• BRIEF
Repeat every line of the material, character for character.
[Start of RECORDS FOR PROCESSING]
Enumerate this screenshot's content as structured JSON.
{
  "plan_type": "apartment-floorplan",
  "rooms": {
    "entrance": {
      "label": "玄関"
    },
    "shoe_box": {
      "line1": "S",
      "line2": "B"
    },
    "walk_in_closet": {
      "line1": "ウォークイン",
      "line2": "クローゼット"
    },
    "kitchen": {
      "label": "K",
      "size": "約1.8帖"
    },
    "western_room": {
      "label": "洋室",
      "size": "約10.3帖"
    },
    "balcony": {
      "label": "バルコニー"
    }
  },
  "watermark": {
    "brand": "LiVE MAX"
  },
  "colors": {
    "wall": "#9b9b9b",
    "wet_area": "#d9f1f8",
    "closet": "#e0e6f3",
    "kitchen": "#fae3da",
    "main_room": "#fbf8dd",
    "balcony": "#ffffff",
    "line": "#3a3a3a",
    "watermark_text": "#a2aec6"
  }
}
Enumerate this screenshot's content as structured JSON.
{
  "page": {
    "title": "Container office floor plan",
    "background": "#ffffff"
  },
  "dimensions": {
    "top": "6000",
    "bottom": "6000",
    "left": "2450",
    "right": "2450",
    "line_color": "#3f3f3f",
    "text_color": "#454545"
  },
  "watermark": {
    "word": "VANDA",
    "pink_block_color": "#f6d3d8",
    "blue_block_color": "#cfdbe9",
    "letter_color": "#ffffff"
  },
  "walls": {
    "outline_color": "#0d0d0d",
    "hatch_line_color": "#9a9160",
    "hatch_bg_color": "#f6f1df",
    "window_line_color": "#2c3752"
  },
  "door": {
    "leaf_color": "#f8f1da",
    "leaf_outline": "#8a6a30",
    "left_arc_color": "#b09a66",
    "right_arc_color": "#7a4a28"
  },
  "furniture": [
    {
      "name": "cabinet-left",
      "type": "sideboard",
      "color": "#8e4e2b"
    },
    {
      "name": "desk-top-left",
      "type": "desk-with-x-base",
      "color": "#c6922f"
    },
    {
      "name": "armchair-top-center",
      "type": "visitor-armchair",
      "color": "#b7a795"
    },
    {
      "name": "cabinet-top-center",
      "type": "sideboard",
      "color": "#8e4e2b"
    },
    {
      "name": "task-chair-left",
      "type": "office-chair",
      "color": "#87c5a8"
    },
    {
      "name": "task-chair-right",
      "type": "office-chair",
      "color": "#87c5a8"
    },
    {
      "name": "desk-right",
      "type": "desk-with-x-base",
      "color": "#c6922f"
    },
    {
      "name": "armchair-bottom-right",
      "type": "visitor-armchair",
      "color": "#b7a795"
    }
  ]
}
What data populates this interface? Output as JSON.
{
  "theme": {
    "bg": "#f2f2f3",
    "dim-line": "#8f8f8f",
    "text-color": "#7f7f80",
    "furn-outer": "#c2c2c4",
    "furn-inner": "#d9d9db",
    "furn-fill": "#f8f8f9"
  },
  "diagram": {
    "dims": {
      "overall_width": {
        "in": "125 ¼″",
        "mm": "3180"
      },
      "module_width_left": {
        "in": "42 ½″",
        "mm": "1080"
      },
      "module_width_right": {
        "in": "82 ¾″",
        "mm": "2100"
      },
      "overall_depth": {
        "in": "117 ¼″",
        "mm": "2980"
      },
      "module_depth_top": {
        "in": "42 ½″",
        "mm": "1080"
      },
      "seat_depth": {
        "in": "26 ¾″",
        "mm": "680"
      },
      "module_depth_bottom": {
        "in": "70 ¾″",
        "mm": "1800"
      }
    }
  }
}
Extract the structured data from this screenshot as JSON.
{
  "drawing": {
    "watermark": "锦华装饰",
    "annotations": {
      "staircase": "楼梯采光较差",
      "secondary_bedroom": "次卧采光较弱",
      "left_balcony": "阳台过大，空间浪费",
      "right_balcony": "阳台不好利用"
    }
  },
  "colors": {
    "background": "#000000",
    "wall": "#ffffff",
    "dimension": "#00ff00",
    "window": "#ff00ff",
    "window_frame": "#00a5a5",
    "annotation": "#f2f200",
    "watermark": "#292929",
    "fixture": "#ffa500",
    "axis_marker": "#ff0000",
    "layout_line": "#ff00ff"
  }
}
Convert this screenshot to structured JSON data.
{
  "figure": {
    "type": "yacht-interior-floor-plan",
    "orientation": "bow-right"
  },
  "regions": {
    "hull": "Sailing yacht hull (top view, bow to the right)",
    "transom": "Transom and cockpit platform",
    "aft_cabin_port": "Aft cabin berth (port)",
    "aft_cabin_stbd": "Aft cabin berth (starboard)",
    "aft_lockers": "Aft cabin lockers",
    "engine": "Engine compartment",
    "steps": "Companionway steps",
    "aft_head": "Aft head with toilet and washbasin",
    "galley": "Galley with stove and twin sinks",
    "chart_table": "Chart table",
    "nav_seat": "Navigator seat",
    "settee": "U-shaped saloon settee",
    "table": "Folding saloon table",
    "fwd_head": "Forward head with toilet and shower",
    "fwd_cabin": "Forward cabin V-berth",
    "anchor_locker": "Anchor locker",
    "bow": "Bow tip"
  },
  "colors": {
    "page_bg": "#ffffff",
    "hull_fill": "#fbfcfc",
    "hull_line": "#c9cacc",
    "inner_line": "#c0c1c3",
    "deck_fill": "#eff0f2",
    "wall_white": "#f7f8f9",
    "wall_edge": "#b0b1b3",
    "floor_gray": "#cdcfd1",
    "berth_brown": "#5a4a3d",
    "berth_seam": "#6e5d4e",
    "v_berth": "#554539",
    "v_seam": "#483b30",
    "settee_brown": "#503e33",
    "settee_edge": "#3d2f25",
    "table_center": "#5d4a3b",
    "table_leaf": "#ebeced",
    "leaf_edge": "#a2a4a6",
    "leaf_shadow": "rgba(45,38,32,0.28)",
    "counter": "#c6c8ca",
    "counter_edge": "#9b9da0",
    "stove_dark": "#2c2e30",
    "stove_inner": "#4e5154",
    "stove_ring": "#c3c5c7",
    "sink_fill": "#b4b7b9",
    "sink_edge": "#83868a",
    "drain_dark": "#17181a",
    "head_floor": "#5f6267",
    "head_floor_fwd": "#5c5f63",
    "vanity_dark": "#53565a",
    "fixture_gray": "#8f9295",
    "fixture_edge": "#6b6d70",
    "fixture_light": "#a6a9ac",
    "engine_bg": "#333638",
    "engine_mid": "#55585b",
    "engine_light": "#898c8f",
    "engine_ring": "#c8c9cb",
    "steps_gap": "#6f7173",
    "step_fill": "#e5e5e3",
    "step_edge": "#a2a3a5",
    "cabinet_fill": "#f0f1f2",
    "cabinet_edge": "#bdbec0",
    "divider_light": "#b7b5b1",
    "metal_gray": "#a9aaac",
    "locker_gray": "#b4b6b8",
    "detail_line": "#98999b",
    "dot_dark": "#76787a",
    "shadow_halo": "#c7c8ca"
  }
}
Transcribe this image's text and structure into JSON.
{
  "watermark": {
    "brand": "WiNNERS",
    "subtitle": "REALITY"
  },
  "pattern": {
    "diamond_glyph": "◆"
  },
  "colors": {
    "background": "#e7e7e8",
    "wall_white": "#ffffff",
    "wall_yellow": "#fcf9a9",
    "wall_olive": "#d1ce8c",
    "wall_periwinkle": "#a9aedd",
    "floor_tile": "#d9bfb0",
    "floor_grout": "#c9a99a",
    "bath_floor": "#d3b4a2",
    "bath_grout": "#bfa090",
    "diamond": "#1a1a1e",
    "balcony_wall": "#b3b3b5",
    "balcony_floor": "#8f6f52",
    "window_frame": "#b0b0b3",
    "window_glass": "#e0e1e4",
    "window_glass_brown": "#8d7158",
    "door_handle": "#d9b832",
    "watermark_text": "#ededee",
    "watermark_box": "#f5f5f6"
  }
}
[End of RECORDS FOR PROCESSING]
• SOLUTION TO THE EXERCISE
Enumerate this screenshot's content as structured JSON.
{
  "plan_type": "apartment-floorplan",
  "rooms": {
    "entrance": {
      "label": "玄関"
    },
    "shoe_box": {
      "line1": "S",
      "line2": "B"
    },
    "walk_in_closet": {
      "line1": "ウォークイン",
      "line2": "クローゼット"
    },
    "kitchen": {
      "label": "K",
      "size": "約1.8帖"
    },
    "western_room": {
      "label": "洋室",
      "size": "約10.3帖"
    },
    "balcony": {
      "label": "バルコニー"
    }
  },
  "watermark": {
    "brand": "LiVE MAX"
  },
  "colors": {
    "wall": "#9b9b9b",
    "wet_area": "#d9f1f8",
    "closet": "#e0e6f3",
    "kitchen": "#fae3da",
    "main_room": "#fbf8dd",
    "balcony": "#ffffff",
    "line": "#3a3a3a",
    "watermark_text": "#a2aec6"
  }
}
Enumerate this screenshot's content as structured JSON.
{
  "page": {
    "title": "Container office floor plan",
    "background": "#ffffff"
  },
  "dimensions": {
    "top": "6000",
    "bottom": "6000",
    "left": "2450",
    "right": "2450",
    "line_color": "#3f3f3f",
    "text_color": "#454545"
  },
  "watermark": {
    "word": "VANDA",
    "pink_block_color": "#f6d3d8",
    "blue_block_color": "#cfdbe9",
    "letter_color": "#ffffff"
  },
  "walls": {
    "outline_color": "#0d0d0d",
    "hatch_line_color": "#9a9160",
    "hatch_bg_color": "#f6f1df",
    "window_line_color": "#2c3752"
  },
  "door": {
    "leaf_color": "#f8f1da",
    "leaf_outline": "#8a6a30",
    "left_arc_color": "#b09a66",
    "right_arc_color": "#7a4a28"
  },
  "furniture": [
    {
      "name": "cabinet-left",
      "type": "sideboard",
      "color": "#8e4e2b"
    },
    {
      "name": "desk-top-left",
      "type": "desk-with-x-base",
      "color": "#c6922f"
    },
    {
      "name": "armchair-top-center",
      "type": "visitor-armchair",
      "color": "#b7a795"
    },
    {
      "name": "cabinet-top-center",
      "type": "sideboard",
      "color": "#8e4e2b"
    },
    {
      "name": "task-chair-left",
      "type": "office-chair",
      "color": "#87c5a8"
    },
    {
      "name": "task-chair-right",
      "type": "office-chair",
      "color": "#87c5a8"
    },
    {
      "name": "desk-right",
      "type": "desk-with-x-base",
      "color": "#c6922f"
    },
    {
      "name": "armchair-bottom-right",
      "type": "visitor-armchair",
      "color": "#b7a795"
    }
  ]
}
What data populates this interface? Output as JSON.
{
  "theme": {
    "bg": "#f2f2f3",
    "dim-line": "#8f8f8f",
    "text-color": "#7f7f80",
    "furn-outer": "#c2c2c4",
    "furn-inner": "#d9d9db",
    "furn-fill": "#f8f8f9"
  },
  "diagram": {
    "dims": {
      "overall_width": {
        "in": "125 ¼″",
        "mm": "3180"
      },
      "module_width_left": {
        "in": "42 ½″",
        "mm": "1080"
      },
      "module_width_right": {
        "in": "82 ¾″",
        "mm": "2100"
      },
      "overall_depth": {
        "in": "117 ¼″",
        "mm": "2980"
      },
      "module_depth_top": {
        "in": "42 ½″",
        "mm": "1080"
      },
      "seat_depth": {
        "in": "26 ¾″",
        "mm": "680"
      },
      "module_depth_bottom": {
        "in": "70 ¾″",
        "mm": "1800"
      }
    }
  }
}
Extract the structured data from this screenshot as JSON.
{
  "drawing": {
    "watermark": "锦华装饰",
    "annotations": {
      "staircase": "楼梯采光较差",
      "secondary_bedroom": "次卧采光较弱",
      "left_balcony": "阳台过大，空间浪费",
      "right_balcony": "阳台不好利用"
    }
  },
  "colors": {
    "background": "#000000",
    "wall": "#ffffff",
    "dimension": "#00ff00",
    "window": "#ff00ff",
    "window_frame": "#00a5a5",
    "annotation": "#f2f200",
    "watermark": "#292929",
    "fixture": "#ffa500",
    "axis_marker": "#ff0000",
    "layout_line": "#ff00ff"
  }
}
Convert this screenshot to structured JSON data.
{
  "figure": {
    "type": "yacht-interior-floor-plan",
    "orientation": "bow-right"
  },
  "regions": {
    "hull": "Sailing yacht hull (top view, bow to the right)",
    "transom": "Transom and cockpit platform",
    "aft_cabin_port": "Aft cabin berth (port)",
    "aft_cabin_stbd": "Aft cabin berth (starboard)",
    "aft_lockers": "Aft cabin lockers",
    "engine": "Engine compartment",
    "steps": "Companionway steps",
    "aft_head": "Aft head with toilet and washbasin",
    "galley": "Galley with stove and twin sinks",
    "chart_table": "Chart table",
    "nav_seat": "Navigator seat",
    "settee": "U-shaped saloon settee",
    "table": "Folding saloon table",
    "fwd_head": "Forward head with toilet and shower",
    "fwd_cabin": "Forward cabin V-berth",
    "anchor_locker": "Anchor locker",
    "bow": "Bow tip"
  },
  "colors": {
    "page_bg": "#ffffff",
    "hull_fill": "#fbfcfc",
    "hull_line": "#c9cacc",
    "inner_line": "#c0c1c3",
    "deck_fill": "#eff0f2",
    "wall_white": "#f7f8f9",
    "wall_edge": "#b0b1b3",
    "floor_gray": "#cdcfd1",
    "berth_brown": "#5a4a3d",
    "berth_seam": "#6e5d4e",
    "v_berth": "#554539",
    "v_seam": "#483b30",
    "settee_brown": "#503e33",
    "settee_edge": "#3d2f25",
    "table_center": "#5d4a3b",
    "table_leaf": "#ebeced",
    "leaf_edge": "#a2a4a6",
    "leaf_shadow": "rgba(45,38,32,0.28)",
    "counter": "#c6c8ca",
    "counter_edge": "#9b9da0",
    "stove_dark": "#2c2e30",
    "stove_inner": "#4e5154",
    "stove_ring": "#c3c5c7",
    "sink_fill": "#b4b7b9",
    "sink_edge": "#83868a",
    "drain_dark": "#17181a",
    "head_floor": "#5f6267",
    "head_floor_fwd": "#5c5f63",
    "vanity_dark": "#53565a",
    "fixture_gray": "#8f9295",
    "fixture_edge": "#6b6d70",
    "fixture_light": "#a6a9ac",
    "engine_bg": "#333638",
    "engine_mid": "#55585b",
    "engine_light": "#898c8f",
    "engine_ring": "#c8c9cb",
    "steps_gap": "#6f7173",
    "step_fill": "#e5e5e3",
    "step_edge": "#a2a3a5",
    "cabinet_fill": "#f0f1f2",
    "cabinet_edge": "#bdbec0",
    "divider_light": "#b7b5b1",
    "metal_gray": "#a9aaac",
    "locker_gray": "#b4b6b8",
    "detail_line": "#98999b",
    "dot_dark": "#76787a",
    "shadow_halo": "#c7c8ca"
  }
}
Transcribe this image's text and structure into JSON.
{
  "watermark": {
    "brand": "WiNNERS",
    "subtitle": "REALITY"
  },
  "pattern": {
    "diamond_glyph": "◆"
  },
  "colors": {
    "background": "#e7e7e8",
    "wall_white": "#ffffff",
    "wall_yellow": "#fcf9a9",
    "wall_olive": "#d1ce8c",
    "wall_periwinkle": "#a9aedd",
    "floor_tile": "#d9bfb0",
    "floor_grout": "#c9a99a",
    "bath_floor": "#d3b4a2",
    "bath_grout": "#bfa090",
    "diamond": "#1a1a1e",
    "balcony_wall": "#b3b3b5",
    "balcony_floor": "#8f6f52",
    "window_frame": "#b0b0b3",
    "window_glass": "#e0e1e4",
    "window_glass_brown": "#8d7158",
    "door_handle": "#d9b832",
    "watermark_text": "#ededee",
    "watermark_box": "#f5f5f6"
  }
}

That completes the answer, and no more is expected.